[Data extracted from a collection]
# # # # # # #

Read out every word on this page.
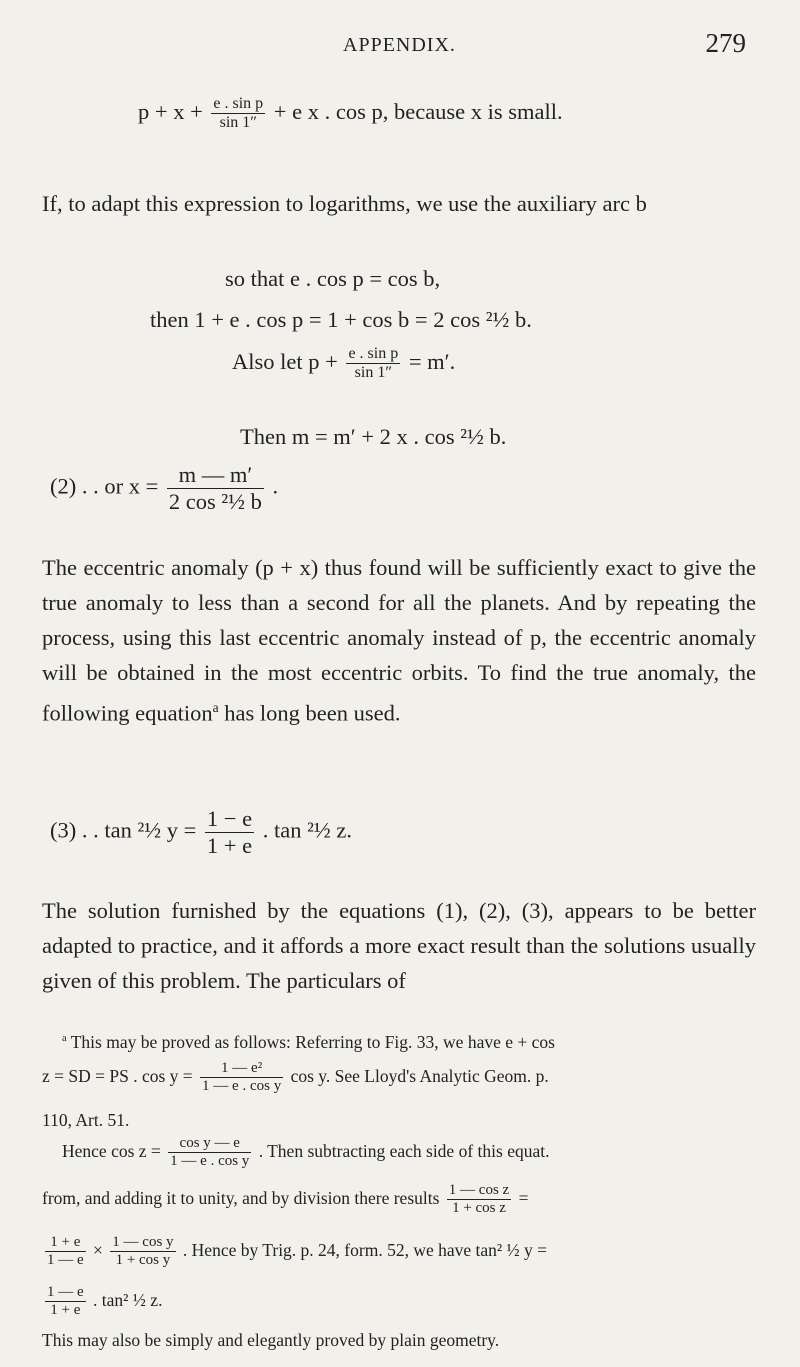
APPENDIX.	279
$p + x + \frac{\text{e . sin p}}{\sin 1''} + e$ x . cos p, because x is small.
If, to adapt this expression to logarithms, we use the auxiliary arc b
so that e . cos p = cos b,
then 1 + e . cos p = 1 + cos b = 2 cos ²½ b.
Also let $p + \frac{\text{e . sin p}}{\sin 1''} = m'$.
Then m = m′ + 2 x . cos ²½ b.
(2) . . or $x = \frac{m — m'}{\text{2 cos ²½ b}}$ .
The eccentric anomaly (p + x) thus found will be sufficiently exact to give the true anomaly to less than a second for all the planets. And by repeating the process, using this last eccentric anomaly instead of p, the eccentric anomaly will be obtained in the most eccentric orbits. To find the true anomaly, the following equation$^a$ has long been used.
(3) . . tan ²½ $y = \frac{1 - e}{1 + e}$ . tan ²½ z.
The solution furnished by the equations (1), (2), (3), appears to be better adapted to practice, and it affords a more exact result than the solutions usually given of this problem. The particulars of
$^a$ This may be proved as follows: Referring to Fig. 33, we have e + cos
z = SD = PS . $\cos y = \frac{\text{1 — e²}}{\text{1 — e . cos y}}$ cos y. See Lloyd's Analytic Geom. p.
110, Art. 51.
Hence $\cos z = \frac{\text{cos y — e}}{\text{1 — e . cos y}}$ . Then subtracting each side of this equat.
from, and adding it to unity, and by division there results $\frac{\text{1 — cos z}}{\text{1 + cos z}}$ =
$\frac{1 + e}{1 — e} \times \frac{\text{1 — cos y}}{\text{1 + cos y}}$ . Hence by Trig. p. 24, form. 52, we have tan² ½ y =
$\frac{1 — e}{1 + e}$ . tan² ½ z.
This may also be simply and elegantly proved by plain geometry.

# # # # # # #

▶ _What is asked_:
Every line should be retyped exactly, with the pictures omitted.

▶ _Result of this task_:
Read out every word on this page.
APPENDIX.	279
$p + x + \frac{\text{e . sin p}}{\sin 1''} + e$ x . cos p, because x is small.
If, to adapt this expression to logarithms, we use the auxiliary arc b
so that e . cos p = cos b,
then 1 + e . cos p = 1 + cos b = 2 cos ²½ b.
Also let $p + \frac{\text{e . sin p}}{\sin 1''} = m'$.
Then m = m′ + 2 x . cos ²½ b.
(2) . . or $x = \frac{m — m'}{\text{2 cos ²½ b}}$ .
The eccentric anomaly (p + x) thus found will be sufficiently exact to give the true anomaly to less than a second for all the planets. And by repeating the process, using this last eccentric anomaly instead of p, the eccentric anomaly will be obtained in the most eccentric orbits. To find the true anomaly, the following equation$^a$ has long been used.
(3) . . tan ²½ $y = \frac{1 - e}{1 + e}$ . tan ²½ z.
The solution furnished by the equations (1), (2), (3), appears to be better adapted to practice, and it affords a more exact result than the solutions usually given of this problem. The particulars of
$^a$ This may be proved as follows: Referring to Fig. 33, we have e + cos
z = SD = PS . $\cos y = \frac{\text{1 — e²}}{\text{1 — e . cos y}}$ cos y. See Lloyd's Analytic Geom. p.
110, Art. 51.
Hence $\cos z = \frac{\text{cos y — e}}{\text{1 — e . cos y}}$ . Then subtracting each side of this equat.
from, and adding it to unity, and by division there results $\frac{\text{1 — cos z}}{\text{1 + cos z}}$ =
$\frac{1 + e}{1 — e} \times \frac{\text{1 — cos y}}{\text{1 + cos y}}$ . Hence by Trig. p. 24, form. 52, we have tan² ½ y =
$\frac{1 — e}{1 + e}$ . tan² ½ z.
This may also be simply and elegantly proved by plain geometry.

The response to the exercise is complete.